#### AVAILABLE DATA
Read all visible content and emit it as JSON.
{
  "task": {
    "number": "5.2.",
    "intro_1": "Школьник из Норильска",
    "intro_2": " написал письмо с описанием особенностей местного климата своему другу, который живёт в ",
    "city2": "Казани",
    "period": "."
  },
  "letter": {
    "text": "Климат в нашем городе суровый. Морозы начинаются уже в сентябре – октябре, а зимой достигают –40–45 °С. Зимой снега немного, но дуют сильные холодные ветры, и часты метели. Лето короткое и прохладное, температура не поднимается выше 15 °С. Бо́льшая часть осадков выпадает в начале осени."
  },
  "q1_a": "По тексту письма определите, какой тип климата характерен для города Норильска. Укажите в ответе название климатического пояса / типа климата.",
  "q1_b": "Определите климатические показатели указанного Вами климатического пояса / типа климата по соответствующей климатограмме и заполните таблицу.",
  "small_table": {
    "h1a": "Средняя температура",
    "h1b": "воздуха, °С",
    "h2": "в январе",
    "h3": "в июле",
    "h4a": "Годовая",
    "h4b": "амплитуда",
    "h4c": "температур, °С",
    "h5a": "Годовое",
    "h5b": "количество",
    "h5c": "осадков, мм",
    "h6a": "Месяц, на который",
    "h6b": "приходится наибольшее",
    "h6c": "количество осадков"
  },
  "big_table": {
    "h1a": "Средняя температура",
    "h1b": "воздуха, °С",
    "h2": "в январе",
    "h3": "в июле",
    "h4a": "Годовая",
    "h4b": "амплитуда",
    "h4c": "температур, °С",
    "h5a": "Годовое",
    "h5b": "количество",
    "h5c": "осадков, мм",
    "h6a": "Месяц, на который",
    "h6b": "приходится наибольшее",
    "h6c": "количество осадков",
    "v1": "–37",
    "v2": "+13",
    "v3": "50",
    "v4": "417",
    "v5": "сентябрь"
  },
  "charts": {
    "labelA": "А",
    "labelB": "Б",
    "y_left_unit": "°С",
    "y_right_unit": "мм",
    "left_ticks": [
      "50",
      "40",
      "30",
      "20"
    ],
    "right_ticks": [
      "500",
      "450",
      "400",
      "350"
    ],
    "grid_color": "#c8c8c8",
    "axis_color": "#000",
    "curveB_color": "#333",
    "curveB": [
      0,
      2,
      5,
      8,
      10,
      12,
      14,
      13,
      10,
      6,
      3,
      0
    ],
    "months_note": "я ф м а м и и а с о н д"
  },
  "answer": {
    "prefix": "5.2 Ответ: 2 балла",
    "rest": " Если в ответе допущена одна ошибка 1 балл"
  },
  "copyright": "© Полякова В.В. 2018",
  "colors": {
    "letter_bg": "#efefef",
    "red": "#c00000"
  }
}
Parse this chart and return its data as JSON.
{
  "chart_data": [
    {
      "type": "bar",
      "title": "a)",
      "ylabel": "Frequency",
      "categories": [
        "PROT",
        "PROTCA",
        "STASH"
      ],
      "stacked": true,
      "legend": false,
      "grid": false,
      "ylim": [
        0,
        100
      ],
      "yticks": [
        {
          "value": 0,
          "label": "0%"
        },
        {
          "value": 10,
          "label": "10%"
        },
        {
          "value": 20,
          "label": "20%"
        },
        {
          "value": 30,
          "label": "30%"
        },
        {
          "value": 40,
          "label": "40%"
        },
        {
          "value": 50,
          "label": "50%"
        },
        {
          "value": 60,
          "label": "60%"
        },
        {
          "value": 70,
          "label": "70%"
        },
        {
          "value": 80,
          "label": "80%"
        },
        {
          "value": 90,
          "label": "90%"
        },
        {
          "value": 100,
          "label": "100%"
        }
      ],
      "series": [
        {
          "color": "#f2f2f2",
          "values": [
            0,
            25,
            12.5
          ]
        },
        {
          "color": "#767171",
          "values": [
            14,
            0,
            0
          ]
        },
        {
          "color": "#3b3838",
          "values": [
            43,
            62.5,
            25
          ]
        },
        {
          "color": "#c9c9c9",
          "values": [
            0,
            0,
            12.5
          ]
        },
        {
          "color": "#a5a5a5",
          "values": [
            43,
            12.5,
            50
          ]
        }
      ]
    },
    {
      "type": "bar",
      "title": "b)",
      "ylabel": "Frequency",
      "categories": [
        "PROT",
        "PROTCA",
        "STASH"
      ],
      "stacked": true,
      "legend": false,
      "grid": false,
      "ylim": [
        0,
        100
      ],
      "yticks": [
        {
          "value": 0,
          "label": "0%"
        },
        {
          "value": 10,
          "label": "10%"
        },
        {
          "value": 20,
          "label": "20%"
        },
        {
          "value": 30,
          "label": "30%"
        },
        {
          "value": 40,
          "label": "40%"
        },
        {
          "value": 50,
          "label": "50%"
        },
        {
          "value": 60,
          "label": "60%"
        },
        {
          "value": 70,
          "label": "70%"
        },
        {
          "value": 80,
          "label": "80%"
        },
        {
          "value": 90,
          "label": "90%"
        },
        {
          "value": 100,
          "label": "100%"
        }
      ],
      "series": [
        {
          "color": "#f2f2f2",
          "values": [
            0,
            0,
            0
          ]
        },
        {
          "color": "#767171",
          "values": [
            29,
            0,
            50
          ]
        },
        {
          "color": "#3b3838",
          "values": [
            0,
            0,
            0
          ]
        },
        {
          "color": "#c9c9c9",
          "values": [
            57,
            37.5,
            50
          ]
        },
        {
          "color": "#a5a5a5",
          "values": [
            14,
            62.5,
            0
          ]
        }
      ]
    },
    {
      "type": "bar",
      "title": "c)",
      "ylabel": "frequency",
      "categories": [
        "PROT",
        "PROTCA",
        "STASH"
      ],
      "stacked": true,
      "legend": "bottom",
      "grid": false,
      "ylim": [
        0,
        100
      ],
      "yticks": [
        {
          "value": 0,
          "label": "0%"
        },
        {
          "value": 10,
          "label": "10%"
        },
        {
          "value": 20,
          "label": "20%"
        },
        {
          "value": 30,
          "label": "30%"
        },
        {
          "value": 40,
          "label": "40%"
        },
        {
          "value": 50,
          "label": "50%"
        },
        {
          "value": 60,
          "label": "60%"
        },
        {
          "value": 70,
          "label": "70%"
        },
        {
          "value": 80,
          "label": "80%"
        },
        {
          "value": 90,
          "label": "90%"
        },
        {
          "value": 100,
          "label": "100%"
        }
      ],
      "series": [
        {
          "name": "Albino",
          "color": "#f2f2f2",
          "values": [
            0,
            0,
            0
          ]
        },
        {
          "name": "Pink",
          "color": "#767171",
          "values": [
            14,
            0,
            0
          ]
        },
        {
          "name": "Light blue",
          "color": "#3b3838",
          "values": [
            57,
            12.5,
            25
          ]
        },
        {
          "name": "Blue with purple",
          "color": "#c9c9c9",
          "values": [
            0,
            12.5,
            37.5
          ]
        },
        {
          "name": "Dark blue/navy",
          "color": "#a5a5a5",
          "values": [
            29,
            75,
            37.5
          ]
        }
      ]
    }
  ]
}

#### EXERCISE
Every record shown above must be echoed exactly.

#### TASK RESULT
Read all visible content and emit it as JSON.
{
  "task": {
    "number": "5.2.",
    "intro_1": "Школьник из Норильска",
    "intro_2": " написал письмо с описанием особенностей местного климата своему другу, который живёт в ",
    "city2": "Казани",
    "period": "."
  },
  "letter": {
    "text": "Климат в нашем городе суровый. Морозы начинаются уже в сентябре – октябре, а зимой достигают –40–45 °С. Зимой снега немного, но дуют сильные холодные ветры, и часты метели. Лето короткое и прохладное, температура не поднимается выше 15 °С. Бо́льшая часть осадков выпадает в начале осени."
  },
  "q1_a": "По тексту письма определите, какой тип климата характерен для города Норильска. Укажите в ответе название климатического пояса / типа климата.",
  "q1_b": "Определите климатические показатели указанного Вами климатического пояса / типа климата по соответствующей климатограмме и заполните таблицу.",
  "small_table": {
    "h1a": "Средняя температура",
    "h1b": "воздуха, °С",
    "h2": "в январе",
    "h3": "в июле",
    "h4a": "Годовая",
    "h4b": "амплитуда",
    "h4c": "температур, °С",
    "h5a": "Годовое",
    "h5b": "количество",
    "h5c": "осадков, мм",
    "h6a": "Месяц, на который",
    "h6b": "приходится наибольшее",
    "h6c": "количество осадков"
  },
  "big_table": {
    "h1a": "Средняя температура",
    "h1b": "воздуха, °С",
    "h2": "в январе",
    "h3": "в июле",
    "h4a": "Годовая",
    "h4b": "амплитуда",
    "h4c": "температур, °С",
    "h5a": "Годовое",
    "h5b": "количество",
    "h5c": "осадков, мм",
    "h6a": "Месяц, на который",
    "h6b": "приходится наибольшее",
    "h6c": "количество осадков",
    "v1": "–37",
    "v2": "+13",
    "v3": "50",
    "v4": "417",
    "v5": "сентябрь"
  },
  "charts": {
    "labelA": "А",
    "labelB": "Б",
    "y_left_unit": "°С",
    "y_right_unit": "мм",
    "left_ticks": [
      "50",
      "40",
      "30",
      "20"
    ],
    "right_ticks": [
      "500",
      "450",
      "400",
      "350"
    ],
    "grid_color": "#c8c8c8",
    "axis_color": "#000",
    "curveB_color": "#333",
    "curveB": [
      0,
      2,
      5,
      8,
      10,
      12,
      14,
      13,
      10,
      6,
      3,
      0
    ],
    "months_note": "я ф м а м и и а с о н д"
  },
  "answer": {
    "prefix": "5.2 Ответ: 2 балла",
    "rest": " Если в ответе допущена одна ошибка 1 балл"
  },
  "copyright": "© Полякова В.В. 2018",
  "colors": {
    "letter_bg": "#efefef",
    "red": "#c00000"
  }
}
Parse this chart and return its data as JSON.
{
  "chart_data": [
    {
      "type": "bar",
      "title": "a)",
      "ylabel": "Frequency",
      "categories": [
        "PROT",
        "PROTCA",
        "STASH"
      ],
      "stacked": true,
      "legend": false,
      "grid": false,
      "ylim": [
        0,
        100
      ],
      "yticks": [
        {
          "value": 0,
          "label": "0%"
        },
        {
          "value": 10,
          "label": "10%"
        },
        {
          "value": 20,
          "label": "20%"
        },
        {
          "value": 30,
          "label": "30%"
        },
        {
          "value": 40,
          "label": "40%"
        },
        {
          "value": 50,
          "label": "50%"
        },
        {
          "value": 60,
          "label": "60%"
        },
        {
          "value": 70,
          "label": "70%"
        },
        {
          "value": 80,
          "label": "80%"
        },
        {
          "value": 90,
          "label": "90%"
        },
        {
          "value": 100,
          "label": "100%"
        }
      ],
      "series": [
        {
          "color": "#f2f2f2",
          "values": [
            0,
            25,
            12.5
          ]
        },
        {
          "color": "#767171",
          "values": [
            14,
            0,
            0
          ]
        },
        {
          "color": "#3b3838",
          "values": [
            43,
            62.5,
            25
          ]
        },
        {
          "color": "#c9c9c9",
          "values": [
            0,
            0,
            12.5
          ]
        },
        {
          "color": "#a5a5a5",
          "values": [
            43,
            12.5,
            50
          ]
        }
      ]
    },
    {
      "type": "bar",
      "title": "b)",
      "ylabel": "Frequency",
      "categories": [
        "PROT",
        "PROTCA",
        "STASH"
      ],
      "stacked": true,
      "legend": false,
      "grid": false,
      "ylim": [
        0,
        100
      ],
      "yticks": [
        {
          "value": 0,
          "label": "0%"
        },
        {
          "value": 10,
          "label": "10%"
        },
        {
          "value": 20,
          "label": "20%"
        },
        {
          "value": 30,
          "label": "30%"
        },
        {
          "value": 40,
          "label": "40%"
        },
        {
          "value": 50,
          "label": "50%"
        },
        {
          "value": 60,
          "label": "60%"
        },
        {
          "value": 70,
          "label": "70%"
        },
        {
          "value": 80,
          "label": "80%"
        },
        {
          "value": 90,
          "label": "90%"
        },
        {
          "value": 100,
          "label": "100%"
        }
      ],
      "series": [
        {
          "color": "#f2f2f2",
          "values": [
            0,
            0,
            0
          ]
        },
        {
          "color": "#767171",
          "values": [
            29,
            0,
            50
          ]
        },
        {
          "color": "#3b3838",
          "values": [
            0,
            0,
            0
          ]
        },
        {
          "color": "#c9c9c9",
          "values": [
            57,
            37.5,
            50
          ]
        },
        {
          "color": "#a5a5a5",
          "values": [
            14,
            62.5,
            0
          ]
        }
      ]
    },
    {
      "type": "bar",
      "title": "c)",
      "ylabel": "frequency",
      "categories": [
        "PROT",
        "PROTCA",
        "STASH"
      ],
      "stacked": true,
      "legend": "bottom",
      "grid": false,
      "ylim": [
        0,
        100
      ],
      "yticks": [
        {
          "value": 0,
          "label": "0%"
        },
        {
          "value": 10,
          "label": "10%"
        },
        {
          "value": 20,
          "label": "20%"
        },
        {
          "value": 30,
          "label": "30%"
        },
        {
          "value": 40,
          "label": "40%"
        },
        {
          "value": 50,
          "label": "50%"
        },
        {
          "value": 60,
          "label": "60%"
        },
        {
          "value": 70,
          "label": "70%"
        },
        {
          "value": 80,
          "label": "80%"
        },
        {
          "value": 90,
          "label": "90%"
        },
        {
          "value": 100,
          "label": "100%"
        }
      ],
      "series": [
        {
          "name": "Albino",
          "color": "#f2f2f2",
          "values": [
            0,
            0,
            0
          ]
        },
        {
          "name": "Pink",
          "color": "#767171",
          "values": [
            14,
            0,
            0
          ]
        },
        {
          "name": "Light blue",
          "color": "#3b3838",
          "values": [
            57,
            12.5,
            25
          ]
        },
        {
          "name": "Blue with purple",
          "color": "#c9c9c9",
          "values": [
            0,
            12.5,
            37.5
          ]
        },
        {
          "name": "Dark blue/navy",
          "color": "#a5a5a5",
          "values": [
            29,
            75,
            37.5
          ]
        }
      ]
    }
  ]
}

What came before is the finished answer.